(Data entries)

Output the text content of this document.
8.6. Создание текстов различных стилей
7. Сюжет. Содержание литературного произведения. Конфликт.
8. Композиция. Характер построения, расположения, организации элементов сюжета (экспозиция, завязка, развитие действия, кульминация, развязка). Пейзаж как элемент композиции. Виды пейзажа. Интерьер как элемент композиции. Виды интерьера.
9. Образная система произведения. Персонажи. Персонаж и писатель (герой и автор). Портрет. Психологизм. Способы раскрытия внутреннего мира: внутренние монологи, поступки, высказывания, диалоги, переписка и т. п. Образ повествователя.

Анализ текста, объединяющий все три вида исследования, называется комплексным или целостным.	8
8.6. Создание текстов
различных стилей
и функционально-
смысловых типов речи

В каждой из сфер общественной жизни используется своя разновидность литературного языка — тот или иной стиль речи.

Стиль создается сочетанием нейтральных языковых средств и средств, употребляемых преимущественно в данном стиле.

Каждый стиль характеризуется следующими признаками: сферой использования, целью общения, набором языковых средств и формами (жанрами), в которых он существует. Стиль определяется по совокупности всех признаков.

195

■ Written instruction
Using the records above, copy every line that has the word "произведения" in it.

■ Result of this exercise
7. Сюжет. Содержание литературного произведения. Конфликт.
9. Образная система произведения. Персонажи. Персонаж и писатель (герой и автор). Портрет. Психологизм. Способы раскрытия внутреннего мира: внутренние монологи, поступки, высказывания, диалоги, переписка и т. п. Образ повествователя.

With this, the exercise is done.